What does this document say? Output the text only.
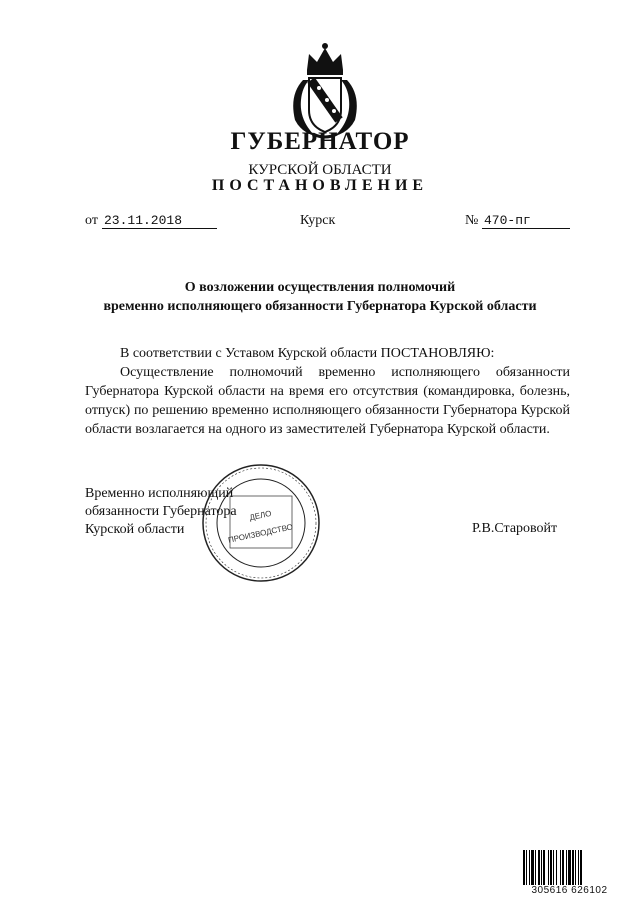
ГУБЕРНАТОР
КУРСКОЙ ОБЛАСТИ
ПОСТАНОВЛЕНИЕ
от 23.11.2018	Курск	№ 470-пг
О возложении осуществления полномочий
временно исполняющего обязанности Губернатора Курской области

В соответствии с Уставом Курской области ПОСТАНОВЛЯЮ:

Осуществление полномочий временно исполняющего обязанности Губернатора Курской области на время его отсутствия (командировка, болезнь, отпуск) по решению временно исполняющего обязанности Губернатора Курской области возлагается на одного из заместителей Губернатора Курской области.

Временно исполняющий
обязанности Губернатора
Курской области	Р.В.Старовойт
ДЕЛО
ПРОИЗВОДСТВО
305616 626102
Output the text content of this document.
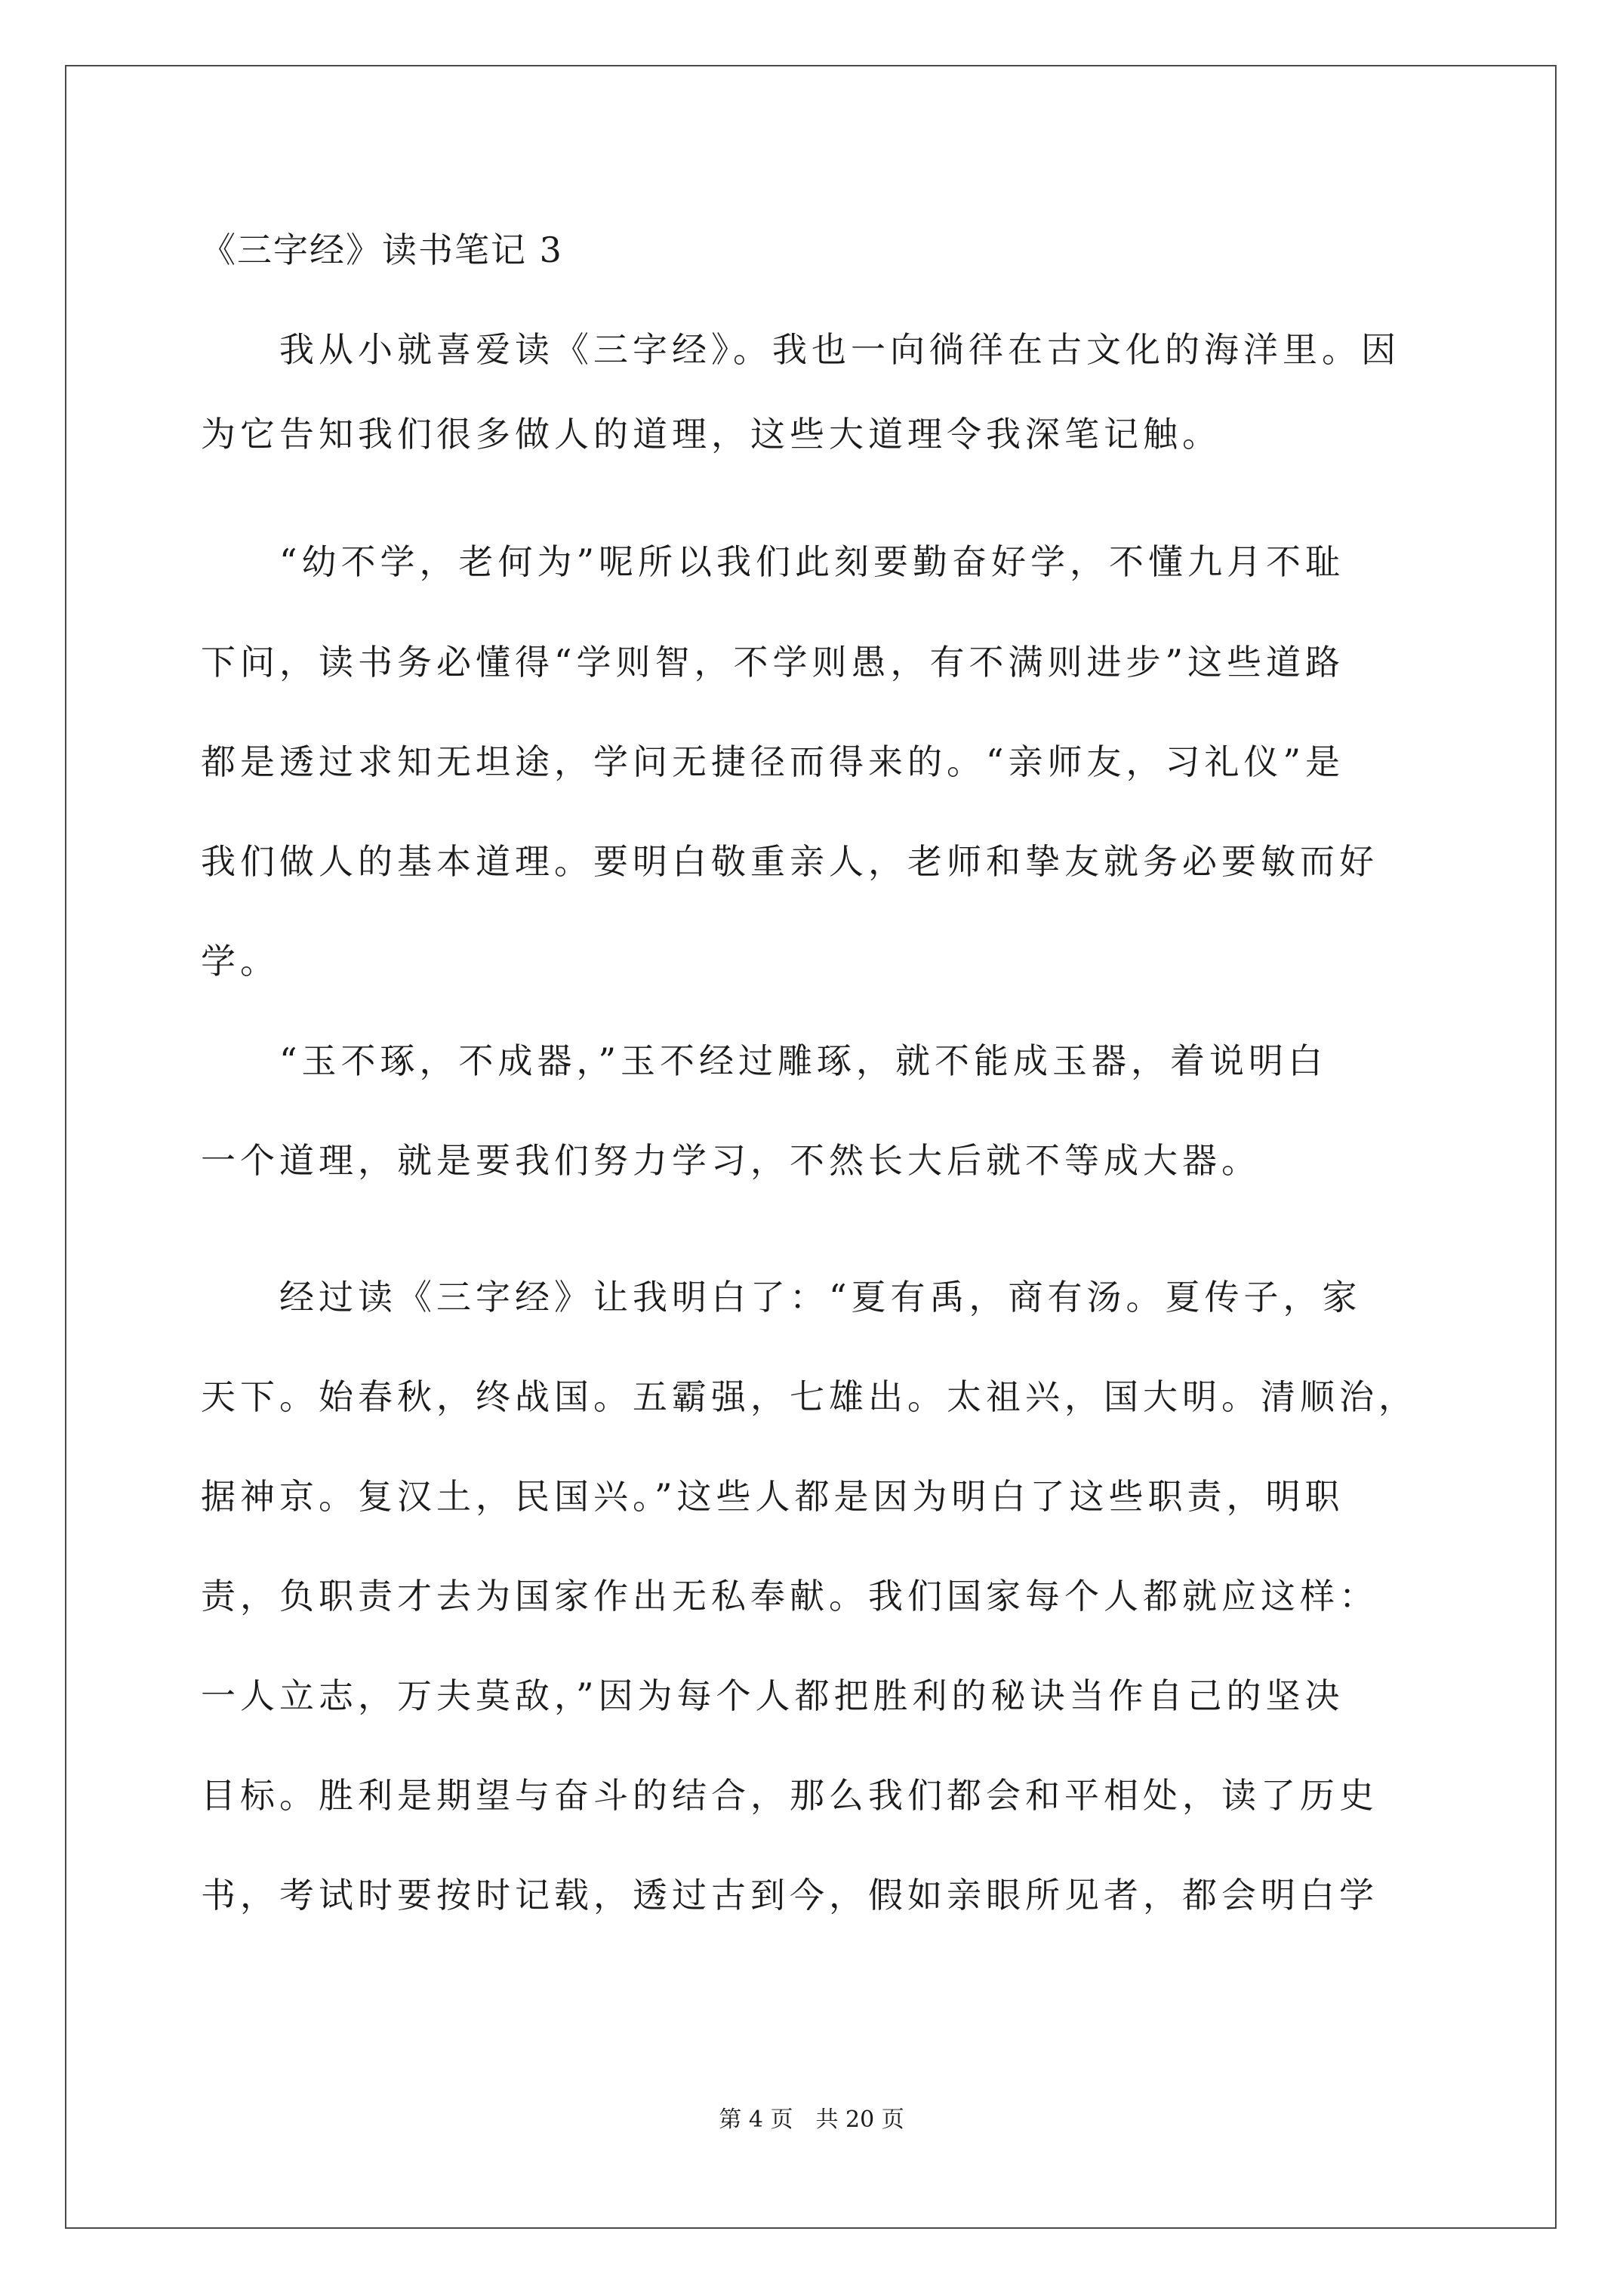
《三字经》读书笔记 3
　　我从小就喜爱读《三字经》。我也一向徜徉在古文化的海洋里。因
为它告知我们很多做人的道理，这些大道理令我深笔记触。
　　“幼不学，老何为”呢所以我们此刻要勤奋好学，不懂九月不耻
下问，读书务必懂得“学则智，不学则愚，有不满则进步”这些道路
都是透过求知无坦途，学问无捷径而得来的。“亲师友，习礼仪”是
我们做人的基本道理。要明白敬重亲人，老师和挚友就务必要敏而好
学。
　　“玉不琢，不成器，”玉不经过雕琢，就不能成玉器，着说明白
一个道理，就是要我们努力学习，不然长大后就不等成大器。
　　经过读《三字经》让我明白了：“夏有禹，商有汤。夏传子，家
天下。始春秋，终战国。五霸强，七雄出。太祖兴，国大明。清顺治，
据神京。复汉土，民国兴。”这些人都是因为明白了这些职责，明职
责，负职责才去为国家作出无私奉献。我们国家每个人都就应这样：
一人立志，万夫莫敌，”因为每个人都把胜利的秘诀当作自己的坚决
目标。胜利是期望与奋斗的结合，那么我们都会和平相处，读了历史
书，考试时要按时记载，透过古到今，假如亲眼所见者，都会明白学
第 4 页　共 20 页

◇ ◇ ◇ ◇ ◇ ◇ ◇

→ **Aim of the task**:
Copy the entries exactly. Leave out the images.

→ **Full output**:
What does this document say? Output the text only.
ГУБЕРНАТОР
КУРСКОЙ ОБЛАСТИ
ПОСТАНОВЛЕНИЕ
от 23.11.2018	Курск	№ 470-пг
О возложении осуществления полномочий
временно исполняющего обязанности Губернатора Курской области

В соответствии с Уставом Курской области ПОСТАНОВЛЯЮ:

Осуществление полномочий временно исполняющего обязанности Губернатора Курской области на время его отсутствия (командировка, болезнь, отпуск) по решению временно исполняющего обязанности Губернатора Курской области возлагается на одного из заместителей Губернатора Курской области.

Временно исполняющий
обязанности Губернатора
Курской области	Р.В.Старовойт
ДЕЛО
ПРОИЗВОДСТВО
305616 626102
Output the text content of this document.
《三字经》读书笔记 3
　　我从小就喜爱读《三字经》。我也一向徜徉在古文化的海洋里。因
为它告知我们很多做人的道理，这些大道理令我深笔记触。
　　“幼不学，老何为”呢所以我们此刻要勤奋好学，不懂九月不耻
下问，读书务必懂得“学则智，不学则愚，有不满则进步”这些道路
都是透过求知无坦途，学问无捷径而得来的。“亲师友，习礼仪”是
我们做人的基本道理。要明白敬重亲人，老师和挚友就务必要敏而好
学。
　　“玉不琢，不成器，”玉不经过雕琢，就不能成玉器，着说明白
一个道理，就是要我们努力学习，不然长大后就不等成大器。
　　经过读《三字经》让我明白了：“夏有禹，商有汤。夏传子，家
天下。始春秋，终战国。五霸强，七雄出。太祖兴，国大明。清顺治，
据神京。复汉土，民国兴。”这些人都是因为明白了这些职责，明职
责，负职责才去为国家作出无私奉献。我们国家每个人都就应这样：
一人立志，万夫莫敌，”因为每个人都把胜利的秘诀当作自己的坚决
目标。胜利是期望与奋斗的结合，那么我们都会和平相处，读了历史
书，考试时要按时记载，透过古到今，假如亲眼所见者，都会明白学
第 4 页　共 20 页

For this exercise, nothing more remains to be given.